## WRITTEN INSTRUCTION
Express every line of the records below as a Markdown table with the columns "Row" and "Line", numbering the rows and skipping blank lines. Leave the pictures out of the table.

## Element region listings
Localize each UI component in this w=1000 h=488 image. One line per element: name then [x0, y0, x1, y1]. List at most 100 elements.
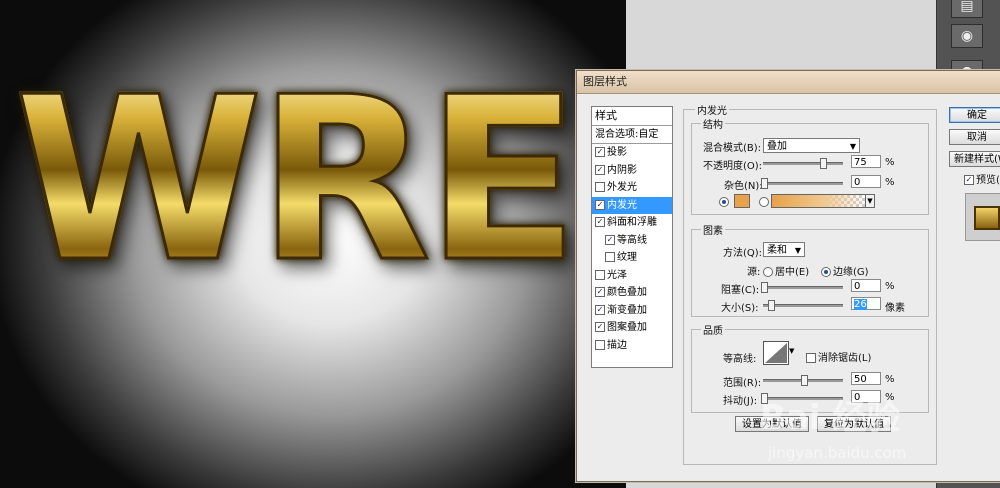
method-select[interactable]: 柔和 ▼	[763, 242, 805, 257]
style-item-inner-glow[interactable]: ✓ 内发光	[592, 196, 672, 214]
style-item-pattern-overlay[interactable]: ✓ 图案叠加	[592, 319, 672, 337]
style-item-color-overlay[interactable]: ✓ 颜色叠加	[592, 284, 672, 302]
style-item-inner-shadow[interactable]: ✓ 内阴影	[592, 162, 672, 180]
opacity-slider-thumb[interactable]	[820, 158, 827, 169]
method-label: 方法(Q):	[723, 248, 763, 259]
style-item-drop-shadow[interactable]: ✓ 投影	[592, 144, 672, 162]
anti-alias-option[interactable]: 消除锯齿(L)	[803, 349, 871, 364]
checkbox[interactable]: ✓	[595, 304, 605, 315]
preview-option[interactable]: ✓预览(V)	[961, 171, 1000, 186]
opacity-label: 不透明度(O):	[703, 161, 763, 172]
opacity-unit: %	[885, 157, 895, 168]
size-input[interactable]: 26	[851, 297, 881, 310]
document-canvas: WRE	[0, 0, 640, 488]
style-item-stroke[interactable]: 描边	[592, 337, 672, 355]
checkbox[interactable]: ✓	[595, 199, 605, 210]
checkbox[interactable]: ✓	[605, 234, 615, 245]
glow-color-swatch[interactable]	[734, 194, 750, 208]
style-item-gradient-overlay[interactable]: ✓ 渐变叠加	[592, 302, 672, 320]
gradient-dropdown-icon[interactable]: ▼	[865, 194, 875, 208]
checkbox[interactable]	[595, 339, 605, 350]
choke-slider[interactable]	[761, 282, 843, 293]
range-slider[interactable]	[763, 375, 843, 386]
contour-dropdown-icon[interactable]: ▼	[789, 347, 794, 355]
gradient-picker[interactable]	[771, 194, 867, 208]
opacity-slider[interactable]	[763, 158, 843, 169]
range-input[interactable]: 50	[851, 372, 881, 385]
noise-slider[interactable]	[761, 178, 843, 189]
size-slider-thumb[interactable]	[768, 300, 775, 311]
noise-slider-thumb[interactable]	[761, 178, 768, 189]
style-item-label: 颜色叠加	[607, 287, 647, 298]
preview-checkbox[interactable]: ✓	[964, 175, 974, 185]
quality-title: 品质	[701, 322, 725, 337]
blend-mode-label: 混合模式(B):	[703, 143, 762, 154]
contour-linear-icon	[765, 343, 787, 363]
checkbox[interactable]: ✓	[595, 287, 605, 297]
new-style-button[interactable]: 新建样式(W)...	[949, 151, 1000, 167]
blend-options-item[interactable]: 混合选项:自定	[592, 126, 672, 144]
blend-mode-select[interactable]: 叠加 ▼	[763, 138, 860, 153]
dialog-title[interactable]: 图层样式	[577, 71, 1000, 94]
style-item-label: 外发光	[607, 182, 637, 193]
contour-preview[interactable]	[763, 341, 789, 365]
checkbox[interactable]: ✓	[595, 322, 605, 332]
style-item-bevel-emboss[interactable]: ✓ 斜面和浮雕	[592, 214, 672, 232]
size-unit: 像素	[885, 303, 905, 314]
checkbox[interactable]: ✓	[595, 147, 605, 157]
checkbox[interactable]: ✓	[595, 164, 605, 175]
style-item-label: 光泽	[607, 269, 627, 281]
choke-input[interactable]: 0	[851, 279, 881, 292]
choke-slider-thumb[interactable]	[761, 282, 768, 293]
checkbox[interactable]	[595, 269, 605, 280]
choke-label: 阻塞(C):	[721, 285, 760, 296]
styles-list-header[interactable]: 样式	[592, 107, 672, 126]
checkbox[interactable]	[595, 182, 605, 192]
anti-alias-checkbox[interactable]	[806, 353, 816, 363]
source-label: 源:	[747, 267, 761, 278]
styles-list: 样式 混合选项:自定 ✓ 投影 ✓ 内阴影 外发光 ✓ 内发光 ✓ 斜面和浮雕 ✓ 等高线…	[591, 106, 673, 368]
channels-icon[interactable]: ◉	[951, 24, 983, 48]
solid-color-radio[interactable]	[719, 197, 729, 207]
source-center-option[interactable]: 居中(E)	[763, 263, 809, 278]
range-value: 50	[854, 374, 867, 385]
style-item-label: 内发光	[607, 199, 637, 211]
gold-text-artwork: WRE	[13, 49, 582, 312]
range-label: 范围(R):	[723, 378, 762, 389]
preview-label: 预览(V)	[976, 175, 1000, 186]
contour-label: 等高线:	[723, 354, 757, 365]
opacity-input[interactable]: 75	[851, 155, 881, 168]
ok-button[interactable]: 确定	[949, 107, 1000, 123]
source-center-label: 居中(E)	[775, 267, 810, 278]
checkbox[interactable]: ✓	[595, 217, 605, 227]
style-item-satin[interactable]: 光泽	[592, 267, 672, 285]
elements-title: 图素	[701, 222, 725, 237]
style-item-label: 内阴影	[607, 164, 637, 176]
method-value: 柔和	[767, 245, 787, 256]
baidu-watermark: Bai 经验	[760, 398, 901, 438]
checkbox[interactable]	[605, 252, 615, 262]
style-item-texture[interactable]: 纹理	[592, 249, 672, 267]
source-center-radio[interactable]	[763, 267, 773, 277]
size-slider[interactable]	[763, 300, 843, 311]
anti-alias-label: 消除锯齿(L)	[818, 353, 872, 364]
noise-value: 0	[854, 177, 861, 188]
style-item-contour[interactable]: ✓ 等高线	[592, 232, 672, 250]
layers-icon[interactable]: ▤	[951, 0, 983, 18]
size-label: 大小(S):	[721, 303, 759, 314]
chevron-down-icon: ▼	[849, 142, 856, 151]
style-item-label: 渐变叠加	[607, 304, 647, 316]
style-item-label: 等高线	[617, 234, 647, 246]
blend-mode-value: 叠加	[767, 141, 787, 152]
source-edge-radio[interactable]	[821, 267, 831, 277]
choke-value: 0	[854, 281, 861, 292]
preview-swatch	[974, 206, 1000, 230]
gradient-radio[interactable]	[759, 197, 769, 207]
range-slider-thumb[interactable]	[801, 375, 808, 386]
style-item-label: 描边	[607, 339, 627, 351]
style-item-outer-glow[interactable]: 外发光	[592, 179, 672, 197]
source-edge-option[interactable]: 边缘(G)	[821, 263, 869, 278]
watermark-url: jingyan.baidu.com	[768, 444, 907, 462]
cancel-button[interactable]: 取消	[949, 129, 1000, 145]
noise-input[interactable]: 0	[851, 175, 881, 188]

## FULL RESPONSE
| Row | Line |
|---|---|
| 1 | Localize each UI component in this w=1000 h=488 image. One line per element: name then [x0, y0, x1, y1]. List at most 100 elements. |
| 2 | method-select[interactable]: 柔和 ▼	[763, 242, 805, 257] |
| 3 | style-item-inner-glow[interactable]: ✓ 内发光	[592, 196, 672, 214] |
| 4 | style-item-pattern-overlay[interactable]: ✓ 图案叠加	[592, 319, 672, 337] |
| 5 | style-item-color-overlay[interactable]: ✓ 颜色叠加	[592, 284, 672, 302] |
| 6 | style-item-inner-shadow[interactable]: ✓ 内阴影	[592, 162, 672, 180] |
| 7 | opacity-slider-thumb[interactable]	[820, 158, 827, 169] |
| 8 | method-label: 方法(Q):	[723, 248, 763, 259] |
| 9 | style-item-drop-shadow[interactable]: ✓ 投影	[592, 144, 672, 162] |
| 10 | anti-alias-option[interactable]: 消除锯齿(L)	[803, 349, 871, 364] |
| 11 | checkbox[interactable]: ✓	[595, 304, 605, 315] |
| 12 | preview-option[interactable]: ✓预览(V)	[961, 171, 1000, 186] |
| 13 | opacity-label: 不透明度(O):	[703, 161, 763, 172] |
| 14 | opacity-unit: %	[885, 157, 895, 168] |
| 15 | size-input[interactable]: 26	[851, 297, 881, 310] |
| 16 | document-canvas: WRE	[0, 0, 640, 488] |
| 17 | style-item-stroke[interactable]: 描边	[592, 337, 672, 355] |
| 18 | checkbox[interactable]: ✓	[595, 199, 605, 210] |
| 19 | checkbox[interactable]: ✓	[605, 234, 615, 245] |
| 20 | glow-color-swatch[interactable]	[734, 194, 750, 208] |
| 21 | style-item-gradient-overlay[interactable]: ✓ 渐变叠加	[592, 302, 672, 320] |
| 22 | gradient-dropdown-icon[interactable]: ▼	[865, 194, 875, 208] |
| 23 | checkbox[interactable]	[595, 339, 605, 350] |
| 24 | choke-slider[interactable]	[761, 282, 843, 293] |
| 25 | range-slider[interactable]	[763, 375, 843, 386] |
| 26 | contour-dropdown-icon[interactable]: ▼	[789, 347, 794, 355] |
| 27 | gradient-picker[interactable]	[771, 194, 867, 208] |
| 28 | opacity-slider[interactable]	[763, 158, 843, 169] |
| 29 | range-input[interactable]: 50	[851, 372, 881, 385] |
| 30 | noise-slider[interactable]	[761, 178, 843, 189] |
| 31 | size-slider-thumb[interactable]	[768, 300, 775, 311] |
| 32 | noise-slider-thumb[interactable]	[761, 178, 768, 189] |
| 33 | style-item-label: 颜色叠加	[607, 287, 647, 298] |
| 34 | preview-checkbox[interactable]: ✓	[964, 175, 974, 185] |
| 35 | quality-title: 品质	[701, 322, 725, 337] |
| 36 | blend-mode-label: 混合模式(B):	[703, 143, 762, 154] |
| 37 | contour-linear-icon	[765, 343, 787, 363] |
| 38 | checkbox[interactable]: ✓	[595, 287, 605, 297] |
| 39 | new-style-button[interactable]: 新建样式(W)...	[949, 151, 1000, 167] |
| 40 | blend-options-item[interactable]: 混合选项:自定	[592, 126, 672, 144] |
| 41 | blend-mode-select[interactable]: 叠加 ▼	[763, 138, 860, 153] |
| 42 | dialog-title[interactable]: 图层样式	[577, 71, 1000, 94] |
| 43 | style-item-label: 外发光	[607, 182, 637, 193] |
| 44 | contour-preview[interactable]	[763, 341, 789, 365] |
| 45 | checkbox[interactable]: ✓	[595, 322, 605, 332] |
| 46 | style-item-bevel-emboss[interactable]: ✓ 斜面和浮雕	[592, 214, 672, 232] |
| 47 | size-unit: 像素	[885, 303, 905, 314] |
| 48 | checkbox[interactable]: ✓	[595, 147, 605, 157] |
| 49 | checkbox[interactable]: ✓	[595, 164, 605, 175] |
| 50 | style-item-label: 光泽	[607, 269, 627, 281] |
| 51 | choke-input[interactable]: 0	[851, 279, 881, 292] |
| 52 | choke-slider-thumb[interactable]	[761, 282, 768, 293] |
| 53 | checkbox[interactable]	[595, 269, 605, 280] |
| 54 | choke-label: 阻塞(C):	[721, 285, 760, 296] |
| 55 | styles-list-header[interactable]: 样式	[592, 107, 672, 126] |
| 56 | checkbox[interactable]	[595, 182, 605, 192] |
| 57 | anti-alias-checkbox[interactable]	[806, 353, 816, 363] |
| 58 | source-label: 源:	[747, 267, 761, 278] |
| 59 | styles-list: 样式 混合选项:自定 ✓ 投影 ✓ 内阴影 外发光 ✓ 内发光 ✓ 斜面和浮雕 ✓ 等高线…	[591, 106, 673, 368] |
| 60 | channels-icon[interactable]: ◉	[951, 24, 983, 48] |
| 61 | solid-color-radio[interactable]	[719, 197, 729, 207] |
| 62 | source-center-option[interactable]: 居中(E)	[763, 263, 809, 278] |
| 63 | range-value: 50	[854, 374, 867, 385] |
| 64 | style-item-label: 内发光	[607, 199, 637, 211] |
| 65 | gold-text-artwork: WRE	[13, 49, 582, 312] |
| 66 | range-label: 范围(R):	[723, 378, 762, 389] |
| 67 | preview-label: 预览(V)	[976, 175, 1000, 186] |
| 68 | contour-label: 等高线:	[723, 354, 757, 365] |
| 69 | opacity-input[interactable]: 75	[851, 155, 881, 168] |
| 70 | ok-button[interactable]: 确定	[949, 107, 1000, 123] |
| 71 | source-center-label: 居中(E)	[775, 267, 810, 278] |
| 72 | checkbox[interactable]: ✓	[595, 217, 605, 227] |
| 73 | style-item-satin[interactable]: 光泽	[592, 267, 672, 285] |
| 74 | elements-title: 图素	[701, 222, 725, 237] |
| 75 | style-item-label: 内阴影	[607, 164, 637, 176] |
| 76 | method-value: 柔和	[767, 245, 787, 256] |
| 77 | baidu-watermark: Bai 经验	[760, 398, 901, 438] |
| 78 | checkbox[interactable]	[605, 252, 615, 262] |
| 79 | style-item-texture[interactable]: 纹理	[592, 249, 672, 267] |
| 80 | source-center-radio[interactable]	[763, 267, 773, 277] |
| 81 | size-slider[interactable]	[763, 300, 843, 311] |
| 82 | anti-alias-label: 消除锯齿(L)	[818, 353, 872, 364] |
| 83 | noise-value: 0	[854, 177, 861, 188] |
| 84 | style-item-contour[interactable]: ✓ 等高线	[592, 232, 672, 250] |
| 85 | layers-icon[interactable]: ▤	[951, 0, 983, 18] |
| 86 | size-label: 大小(S):	[721, 303, 759, 314] |
| 87 | chevron-down-icon: ▼	[849, 142, 856, 151] |
| 88 | style-item-label: 渐变叠加	[607, 304, 647, 316] |
| 89 | style-item-label: 等高线	[617, 234, 647, 246] |
| 90 | blend-mode-value: 叠加	[767, 141, 787, 152] |
| 91 | source-edge-radio[interactable]	[821, 267, 831, 277] |
| 92 | choke-value: 0	[854, 281, 861, 292] |
| 93 | preview-swatch	[974, 206, 1000, 230] |
| 94 | gradient-radio[interactable]	[759, 197, 769, 207] |
| 95 | range-slider-thumb[interactable]	[801, 375, 808, 386] |
| 96 | style-item-label: 描边	[607, 339, 627, 351] |
| 97 | style-item-outer-glow[interactable]: 外发光	[592, 179, 672, 197] |
| 98 | source-edge-option[interactable]: 边缘(G)	[821, 263, 869, 278] |
| 99 | watermark-url: jingyan.baidu.com	[768, 444, 907, 462] |
| 100 | cancel-button[interactable]: 取消	[949, 129, 1000, 145] |
| 101 | noise-input[interactable]: 0	[851, 175, 881, 188] |